## STATED EXERCISE
Write the data out again exactly, with no pictures.
Start RECORDS PROVIDED
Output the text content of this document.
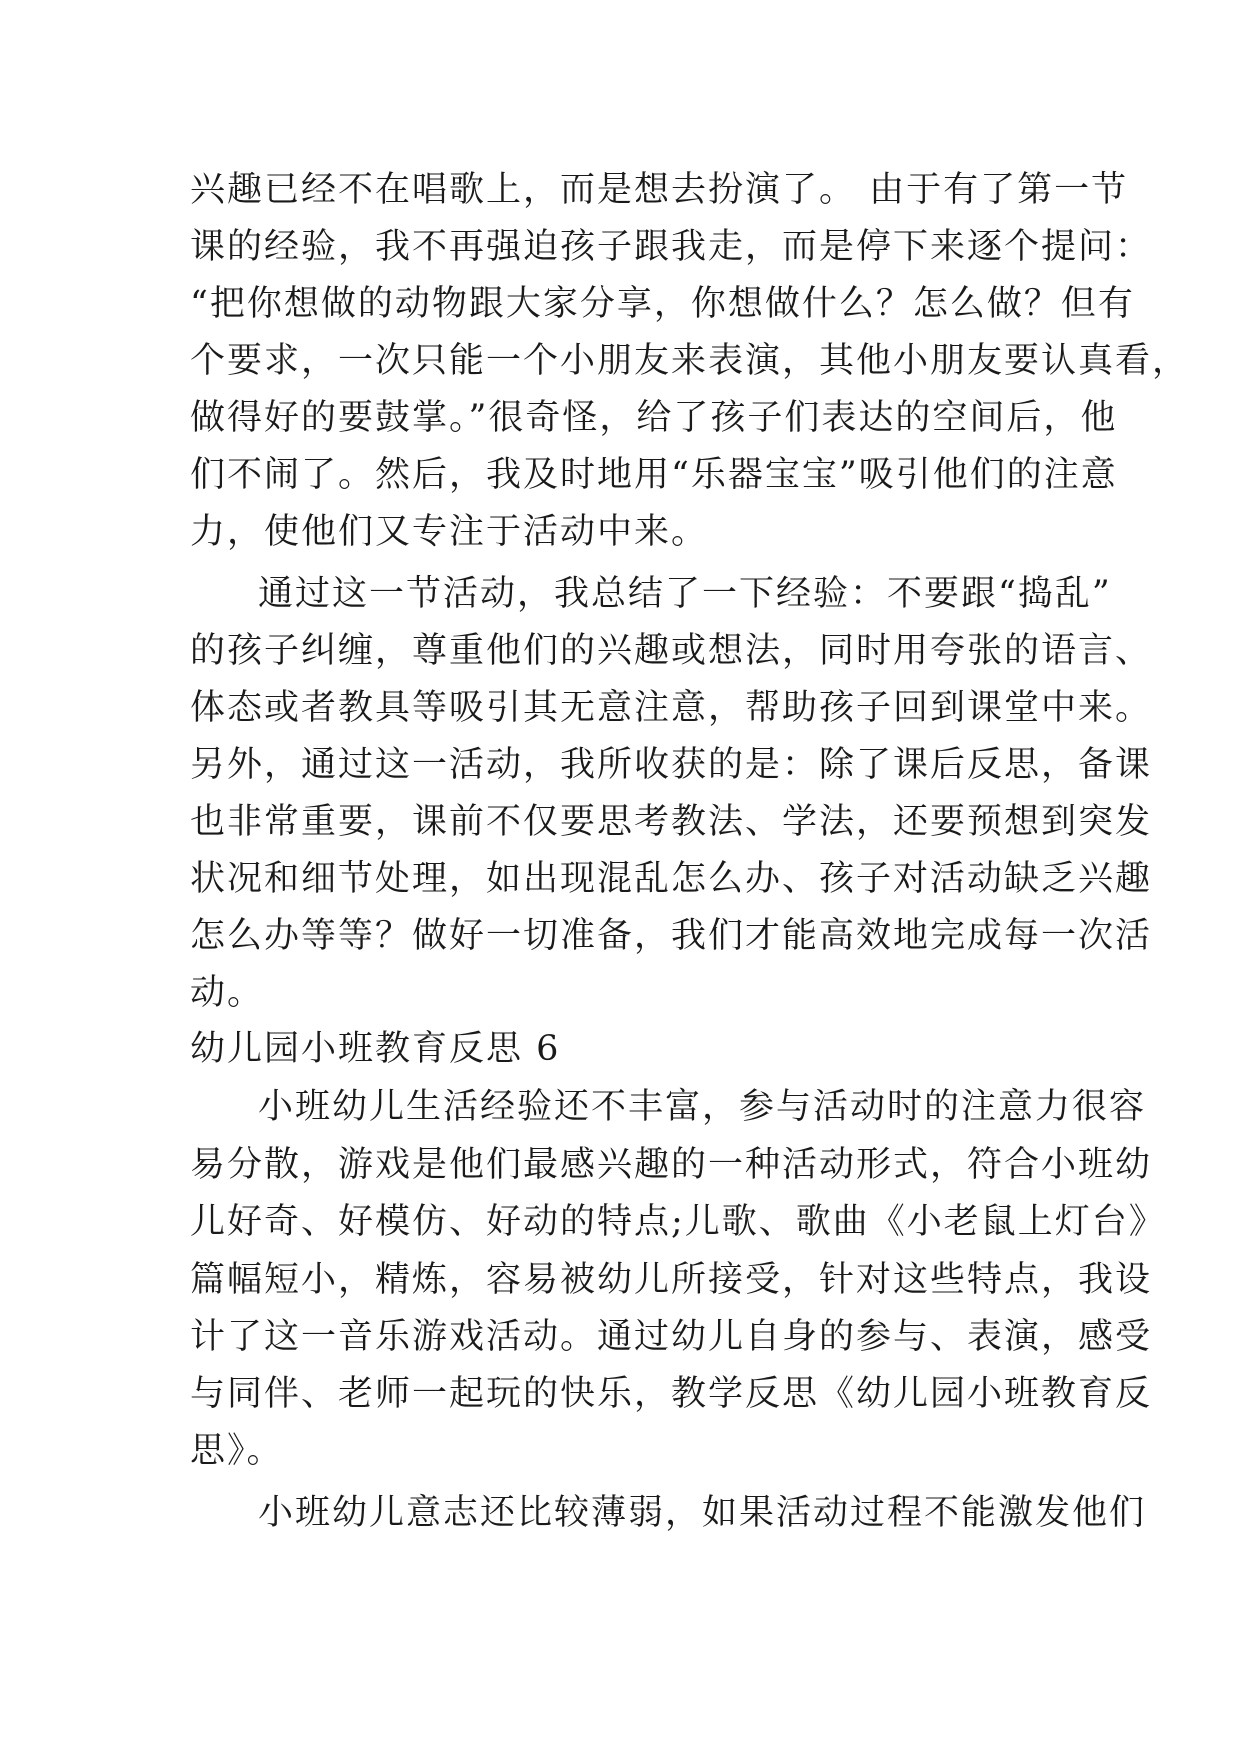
兴趣已经不在唱歌上，而是想去扮演了。 由于有了第一节
课的经验，我不再强迫孩子跟我走，而是停下来逐个提问：
“把你想做的动物跟大家分享，你想做什么？怎么做？但有
个要求，一次只能一个小朋友来表演，其他小朋友要认真看，
做得好的要鼓掌。”很奇怪，给了孩子们表达的空间后，他
们不闹了。然后，我及时地用“乐器宝宝”吸引他们的注意
力，使他们又专注于活动中来。
通过这一节活动，我总结了一下经验：不要跟“捣乱”
的孩子纠缠，尊重他们的兴趣或想法，同时用夸张的语言、
体态或者教具等吸引其无意注意，帮助孩子回到课堂中来。
另外，通过这一活动，我所收获的是：除了课后反思，备课
也非常重要，课前不仅要思考教法、学法，还要预想到突发
状况和细节处理，如出现混乱怎么办、孩子对活动缺乏兴趣
怎么办等等？做好一切准备，我们才能高效地完成每一次活
动。
幼儿园小班教育反思 6
小班幼儿生活经验还不丰富，参与活动时的注意力很容
易分散，游戏是他们最感兴趣的一种活动形式，符合小班幼
儿好奇、好模仿、好动的特点;儿歌、歌曲《小老鼠上灯台》
篇幅短小，精炼，容易被幼儿所接受，针对这些特点，我设
计了这一音乐游戏活动。通过幼儿自身的参与、表演，感受
与同伴、老师一起玩的快乐，教学反思《幼儿园小班教育反
思》。
小班幼儿意志还比较薄弱，如果活动过程不能激发他们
End RECORDS PROVIDED
## CORRECT RESULT
Output the text content of this document.
兴趣已经不在唱歌上，而是想去扮演了。 由于有了第一节
课的经验，我不再强迫孩子跟我走，而是停下来逐个提问：
“把你想做的动物跟大家分享，你想做什么？怎么做？但有
个要求，一次只能一个小朋友来表演，其他小朋友要认真看，
做得好的要鼓掌。”很奇怪，给了孩子们表达的空间后，他
们不闹了。然后，我及时地用“乐器宝宝”吸引他们的注意
力，使他们又专注于活动中来。
通过这一节活动，我总结了一下经验：不要跟“捣乱”
的孩子纠缠，尊重他们的兴趣或想法，同时用夸张的语言、
体态或者教具等吸引其无意注意，帮助孩子回到课堂中来。
另外，通过这一活动，我所收获的是：除了课后反思，备课
也非常重要，课前不仅要思考教法、学法，还要预想到突发
状况和细节处理，如出现混乱怎么办、孩子对活动缺乏兴趣
怎么办等等？做好一切准备，我们才能高效地完成每一次活
动。
幼儿园小班教育反思 6
小班幼儿生活经验还不丰富，参与活动时的注意力很容
易分散，游戏是他们最感兴趣的一种活动形式，符合小班幼
儿好奇、好模仿、好动的特点;儿歌、歌曲《小老鼠上灯台》
篇幅短小，精炼，容易被幼儿所接受，针对这些特点，我设
计了这一音乐游戏活动。通过幼儿自身的参与、表演，感受
与同伴、老师一起玩的快乐，教学反思《幼儿园小班教育反
思》。
小班幼儿意志还比较薄弱，如果活动过程不能激发他们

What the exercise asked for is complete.